JOB » Among the entries below, find how many lines carry the word "PKWTT" and state only that figure.

RECORDS SHOWN »

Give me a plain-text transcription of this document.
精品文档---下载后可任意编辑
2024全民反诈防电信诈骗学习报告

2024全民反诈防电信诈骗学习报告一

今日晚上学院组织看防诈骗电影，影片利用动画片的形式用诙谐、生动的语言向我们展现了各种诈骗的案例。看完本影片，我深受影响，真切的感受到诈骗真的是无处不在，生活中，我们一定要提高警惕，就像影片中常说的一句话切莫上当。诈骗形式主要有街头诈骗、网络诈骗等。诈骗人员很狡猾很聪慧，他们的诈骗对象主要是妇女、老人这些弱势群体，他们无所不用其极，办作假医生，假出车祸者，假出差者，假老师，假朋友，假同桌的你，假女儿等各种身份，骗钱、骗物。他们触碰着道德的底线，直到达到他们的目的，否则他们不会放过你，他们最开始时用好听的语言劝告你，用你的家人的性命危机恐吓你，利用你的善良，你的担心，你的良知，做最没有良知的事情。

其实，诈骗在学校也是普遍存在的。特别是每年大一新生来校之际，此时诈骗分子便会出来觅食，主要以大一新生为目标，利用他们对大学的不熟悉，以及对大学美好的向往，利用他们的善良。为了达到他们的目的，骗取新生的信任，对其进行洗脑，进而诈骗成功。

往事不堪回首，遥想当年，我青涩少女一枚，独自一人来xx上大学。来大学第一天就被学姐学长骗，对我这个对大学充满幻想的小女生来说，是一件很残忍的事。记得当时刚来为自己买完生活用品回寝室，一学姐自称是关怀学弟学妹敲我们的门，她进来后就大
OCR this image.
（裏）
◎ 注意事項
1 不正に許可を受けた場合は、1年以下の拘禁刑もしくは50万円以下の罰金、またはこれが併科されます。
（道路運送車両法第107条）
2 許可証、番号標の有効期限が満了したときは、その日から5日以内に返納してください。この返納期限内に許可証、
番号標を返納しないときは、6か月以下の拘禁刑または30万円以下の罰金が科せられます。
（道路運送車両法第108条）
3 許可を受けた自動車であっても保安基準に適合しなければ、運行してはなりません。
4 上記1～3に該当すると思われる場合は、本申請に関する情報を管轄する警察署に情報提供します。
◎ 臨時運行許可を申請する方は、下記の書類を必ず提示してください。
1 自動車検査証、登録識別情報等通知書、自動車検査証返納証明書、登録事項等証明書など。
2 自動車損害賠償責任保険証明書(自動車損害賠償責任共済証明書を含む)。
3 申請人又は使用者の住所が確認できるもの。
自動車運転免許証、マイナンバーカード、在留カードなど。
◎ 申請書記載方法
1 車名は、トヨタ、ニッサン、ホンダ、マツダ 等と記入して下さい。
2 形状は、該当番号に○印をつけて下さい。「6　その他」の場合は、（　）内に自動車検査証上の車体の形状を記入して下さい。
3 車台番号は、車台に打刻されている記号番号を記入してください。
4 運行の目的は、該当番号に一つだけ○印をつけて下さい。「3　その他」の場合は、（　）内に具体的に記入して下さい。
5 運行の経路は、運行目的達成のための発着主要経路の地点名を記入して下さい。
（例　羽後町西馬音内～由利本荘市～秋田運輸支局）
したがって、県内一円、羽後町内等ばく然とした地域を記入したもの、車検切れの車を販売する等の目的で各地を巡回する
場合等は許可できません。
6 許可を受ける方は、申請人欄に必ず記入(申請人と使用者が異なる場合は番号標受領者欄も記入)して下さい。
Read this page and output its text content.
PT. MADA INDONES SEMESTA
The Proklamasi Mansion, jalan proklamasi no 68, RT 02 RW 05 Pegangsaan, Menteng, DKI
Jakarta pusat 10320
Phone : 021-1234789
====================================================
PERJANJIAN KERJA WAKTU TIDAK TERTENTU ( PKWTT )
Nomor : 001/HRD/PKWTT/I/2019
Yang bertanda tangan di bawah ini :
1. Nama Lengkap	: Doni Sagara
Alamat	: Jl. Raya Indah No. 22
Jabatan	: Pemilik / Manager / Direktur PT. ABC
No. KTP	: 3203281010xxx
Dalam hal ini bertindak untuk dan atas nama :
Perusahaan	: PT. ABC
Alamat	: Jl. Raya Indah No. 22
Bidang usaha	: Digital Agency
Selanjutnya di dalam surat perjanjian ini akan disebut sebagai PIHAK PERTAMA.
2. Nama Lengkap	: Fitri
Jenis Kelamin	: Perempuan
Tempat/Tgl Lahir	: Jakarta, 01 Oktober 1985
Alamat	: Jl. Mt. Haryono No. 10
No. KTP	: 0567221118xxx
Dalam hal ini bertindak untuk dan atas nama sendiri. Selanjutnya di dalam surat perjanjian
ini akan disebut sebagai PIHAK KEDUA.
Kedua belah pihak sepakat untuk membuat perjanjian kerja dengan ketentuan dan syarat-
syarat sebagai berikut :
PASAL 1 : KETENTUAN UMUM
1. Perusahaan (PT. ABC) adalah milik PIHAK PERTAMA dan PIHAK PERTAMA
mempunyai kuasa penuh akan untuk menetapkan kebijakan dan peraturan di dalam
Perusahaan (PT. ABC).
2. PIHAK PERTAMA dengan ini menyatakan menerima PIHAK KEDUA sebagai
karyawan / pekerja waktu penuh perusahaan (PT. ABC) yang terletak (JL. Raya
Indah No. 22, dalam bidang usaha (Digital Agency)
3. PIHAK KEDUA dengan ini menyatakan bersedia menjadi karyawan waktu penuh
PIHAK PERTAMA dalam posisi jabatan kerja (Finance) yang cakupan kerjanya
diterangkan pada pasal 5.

EXERCISE SOLUTION » 2